→ Direction
Count every line of the listing where the string "precision" occurs, and reply with the count alone.

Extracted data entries

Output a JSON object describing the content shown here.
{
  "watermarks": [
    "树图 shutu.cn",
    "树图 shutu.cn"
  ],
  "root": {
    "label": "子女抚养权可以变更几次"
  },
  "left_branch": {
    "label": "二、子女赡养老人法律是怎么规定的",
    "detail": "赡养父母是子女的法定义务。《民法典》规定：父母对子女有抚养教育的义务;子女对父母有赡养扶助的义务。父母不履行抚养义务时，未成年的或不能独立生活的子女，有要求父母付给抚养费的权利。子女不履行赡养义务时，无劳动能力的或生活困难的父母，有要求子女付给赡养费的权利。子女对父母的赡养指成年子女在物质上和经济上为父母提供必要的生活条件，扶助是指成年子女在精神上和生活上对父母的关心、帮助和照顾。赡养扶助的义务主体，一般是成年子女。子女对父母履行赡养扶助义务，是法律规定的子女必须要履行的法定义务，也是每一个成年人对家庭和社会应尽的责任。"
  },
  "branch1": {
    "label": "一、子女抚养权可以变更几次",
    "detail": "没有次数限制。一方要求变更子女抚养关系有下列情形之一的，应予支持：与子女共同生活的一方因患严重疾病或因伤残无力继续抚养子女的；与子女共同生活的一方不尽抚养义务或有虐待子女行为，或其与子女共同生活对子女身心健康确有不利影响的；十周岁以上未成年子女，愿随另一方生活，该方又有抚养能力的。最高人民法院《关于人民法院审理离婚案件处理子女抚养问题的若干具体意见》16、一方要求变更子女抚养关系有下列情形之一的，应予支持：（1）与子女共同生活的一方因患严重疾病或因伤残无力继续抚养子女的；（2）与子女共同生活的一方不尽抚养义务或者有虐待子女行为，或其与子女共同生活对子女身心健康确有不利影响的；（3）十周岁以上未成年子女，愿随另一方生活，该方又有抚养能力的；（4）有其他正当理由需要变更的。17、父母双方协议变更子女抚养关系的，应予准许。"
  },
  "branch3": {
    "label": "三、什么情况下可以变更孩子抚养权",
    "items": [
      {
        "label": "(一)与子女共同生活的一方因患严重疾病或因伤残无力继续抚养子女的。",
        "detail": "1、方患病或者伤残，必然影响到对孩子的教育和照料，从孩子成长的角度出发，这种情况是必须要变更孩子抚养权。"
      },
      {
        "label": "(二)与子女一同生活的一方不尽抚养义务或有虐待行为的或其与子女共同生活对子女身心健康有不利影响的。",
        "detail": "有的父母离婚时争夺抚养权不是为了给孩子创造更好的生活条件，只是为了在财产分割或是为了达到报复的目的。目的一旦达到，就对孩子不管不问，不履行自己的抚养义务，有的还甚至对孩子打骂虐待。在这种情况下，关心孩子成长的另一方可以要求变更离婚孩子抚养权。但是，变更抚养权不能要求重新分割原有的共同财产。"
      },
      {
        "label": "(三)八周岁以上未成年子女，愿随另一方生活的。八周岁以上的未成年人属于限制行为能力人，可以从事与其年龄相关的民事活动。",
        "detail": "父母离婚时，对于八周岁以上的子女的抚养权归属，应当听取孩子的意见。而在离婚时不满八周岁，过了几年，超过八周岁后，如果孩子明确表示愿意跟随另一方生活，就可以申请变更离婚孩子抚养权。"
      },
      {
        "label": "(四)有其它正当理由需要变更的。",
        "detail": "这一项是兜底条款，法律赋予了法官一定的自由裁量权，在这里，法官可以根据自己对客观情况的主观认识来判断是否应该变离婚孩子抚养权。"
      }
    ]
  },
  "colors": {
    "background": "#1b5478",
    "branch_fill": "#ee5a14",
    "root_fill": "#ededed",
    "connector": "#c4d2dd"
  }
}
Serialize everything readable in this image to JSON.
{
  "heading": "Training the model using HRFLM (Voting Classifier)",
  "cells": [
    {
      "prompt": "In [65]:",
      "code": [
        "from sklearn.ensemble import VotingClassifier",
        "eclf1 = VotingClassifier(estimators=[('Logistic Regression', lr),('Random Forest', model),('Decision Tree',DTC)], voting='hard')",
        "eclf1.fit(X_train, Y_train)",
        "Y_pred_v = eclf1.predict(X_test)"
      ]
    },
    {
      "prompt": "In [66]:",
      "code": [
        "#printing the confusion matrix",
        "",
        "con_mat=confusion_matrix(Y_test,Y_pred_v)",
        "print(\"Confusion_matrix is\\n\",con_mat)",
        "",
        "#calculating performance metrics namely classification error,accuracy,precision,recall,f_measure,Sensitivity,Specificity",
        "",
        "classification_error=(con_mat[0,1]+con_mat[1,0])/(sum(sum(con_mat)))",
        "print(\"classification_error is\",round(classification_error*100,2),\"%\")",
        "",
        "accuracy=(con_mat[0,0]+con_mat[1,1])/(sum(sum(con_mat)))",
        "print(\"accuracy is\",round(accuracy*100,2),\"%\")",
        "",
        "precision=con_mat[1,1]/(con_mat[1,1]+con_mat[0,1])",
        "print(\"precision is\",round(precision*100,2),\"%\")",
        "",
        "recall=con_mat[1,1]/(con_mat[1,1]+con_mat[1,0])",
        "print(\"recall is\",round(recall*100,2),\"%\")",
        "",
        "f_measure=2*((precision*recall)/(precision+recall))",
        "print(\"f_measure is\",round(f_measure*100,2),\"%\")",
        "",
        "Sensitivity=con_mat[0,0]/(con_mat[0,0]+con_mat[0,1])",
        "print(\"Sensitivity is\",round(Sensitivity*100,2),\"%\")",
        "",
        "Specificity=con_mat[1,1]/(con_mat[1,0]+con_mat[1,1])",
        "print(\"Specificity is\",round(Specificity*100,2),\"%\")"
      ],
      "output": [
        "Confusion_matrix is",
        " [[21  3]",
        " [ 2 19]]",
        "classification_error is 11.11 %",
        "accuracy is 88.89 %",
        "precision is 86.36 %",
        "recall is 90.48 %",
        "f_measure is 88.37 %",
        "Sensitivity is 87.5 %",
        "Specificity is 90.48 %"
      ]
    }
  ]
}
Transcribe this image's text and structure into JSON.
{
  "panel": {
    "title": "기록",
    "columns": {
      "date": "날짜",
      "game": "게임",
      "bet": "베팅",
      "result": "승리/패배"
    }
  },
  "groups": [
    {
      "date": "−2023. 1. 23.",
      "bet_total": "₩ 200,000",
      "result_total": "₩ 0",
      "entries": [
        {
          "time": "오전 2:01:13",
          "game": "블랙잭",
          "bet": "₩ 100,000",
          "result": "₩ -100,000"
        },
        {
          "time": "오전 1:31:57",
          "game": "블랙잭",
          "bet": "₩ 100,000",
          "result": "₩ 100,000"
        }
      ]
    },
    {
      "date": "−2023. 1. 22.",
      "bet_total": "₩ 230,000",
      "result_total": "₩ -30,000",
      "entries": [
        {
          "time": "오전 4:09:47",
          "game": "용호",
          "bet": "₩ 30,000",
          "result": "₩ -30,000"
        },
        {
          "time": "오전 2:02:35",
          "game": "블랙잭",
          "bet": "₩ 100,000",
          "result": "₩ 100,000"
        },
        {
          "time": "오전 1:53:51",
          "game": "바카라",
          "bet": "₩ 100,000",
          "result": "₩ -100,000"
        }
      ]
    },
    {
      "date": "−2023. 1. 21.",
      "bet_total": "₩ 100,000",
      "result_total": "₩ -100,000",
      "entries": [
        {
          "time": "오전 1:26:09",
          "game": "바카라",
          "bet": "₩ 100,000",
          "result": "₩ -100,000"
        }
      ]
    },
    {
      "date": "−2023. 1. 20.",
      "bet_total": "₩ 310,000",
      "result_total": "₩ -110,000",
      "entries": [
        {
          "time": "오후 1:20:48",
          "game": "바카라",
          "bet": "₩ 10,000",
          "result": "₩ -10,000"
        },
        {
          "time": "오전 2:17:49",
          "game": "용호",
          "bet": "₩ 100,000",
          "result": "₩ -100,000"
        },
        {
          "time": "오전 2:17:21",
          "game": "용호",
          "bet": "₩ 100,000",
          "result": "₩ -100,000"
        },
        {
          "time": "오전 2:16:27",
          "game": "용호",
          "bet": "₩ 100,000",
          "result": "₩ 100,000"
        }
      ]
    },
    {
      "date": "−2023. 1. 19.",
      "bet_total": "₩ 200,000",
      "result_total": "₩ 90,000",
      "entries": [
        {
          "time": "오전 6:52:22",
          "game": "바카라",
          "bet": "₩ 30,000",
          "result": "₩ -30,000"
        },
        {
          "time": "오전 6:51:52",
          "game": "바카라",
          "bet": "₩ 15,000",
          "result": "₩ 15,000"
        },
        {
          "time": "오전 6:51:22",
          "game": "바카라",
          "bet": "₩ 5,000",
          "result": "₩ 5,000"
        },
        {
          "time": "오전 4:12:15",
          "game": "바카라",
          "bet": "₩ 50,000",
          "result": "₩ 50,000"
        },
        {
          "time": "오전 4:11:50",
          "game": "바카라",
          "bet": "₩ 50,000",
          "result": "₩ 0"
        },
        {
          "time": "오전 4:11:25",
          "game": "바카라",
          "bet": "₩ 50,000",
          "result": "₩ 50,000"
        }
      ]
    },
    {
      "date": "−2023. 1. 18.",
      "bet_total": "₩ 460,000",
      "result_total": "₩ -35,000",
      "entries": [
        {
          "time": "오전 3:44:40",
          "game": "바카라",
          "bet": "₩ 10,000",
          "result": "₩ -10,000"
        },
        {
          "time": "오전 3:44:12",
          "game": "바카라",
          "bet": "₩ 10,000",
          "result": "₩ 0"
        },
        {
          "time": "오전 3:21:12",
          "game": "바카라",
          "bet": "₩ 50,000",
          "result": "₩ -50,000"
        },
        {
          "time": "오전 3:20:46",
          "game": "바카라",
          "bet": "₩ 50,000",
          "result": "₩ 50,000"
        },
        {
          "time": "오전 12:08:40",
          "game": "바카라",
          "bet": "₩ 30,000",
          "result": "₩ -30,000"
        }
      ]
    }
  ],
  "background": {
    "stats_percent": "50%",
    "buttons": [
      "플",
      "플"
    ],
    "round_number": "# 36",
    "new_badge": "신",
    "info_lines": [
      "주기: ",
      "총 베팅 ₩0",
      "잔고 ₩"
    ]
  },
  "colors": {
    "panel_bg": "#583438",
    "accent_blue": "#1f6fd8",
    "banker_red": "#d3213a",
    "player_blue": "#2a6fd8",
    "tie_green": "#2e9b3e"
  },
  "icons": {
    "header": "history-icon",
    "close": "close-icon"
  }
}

→ Full output
5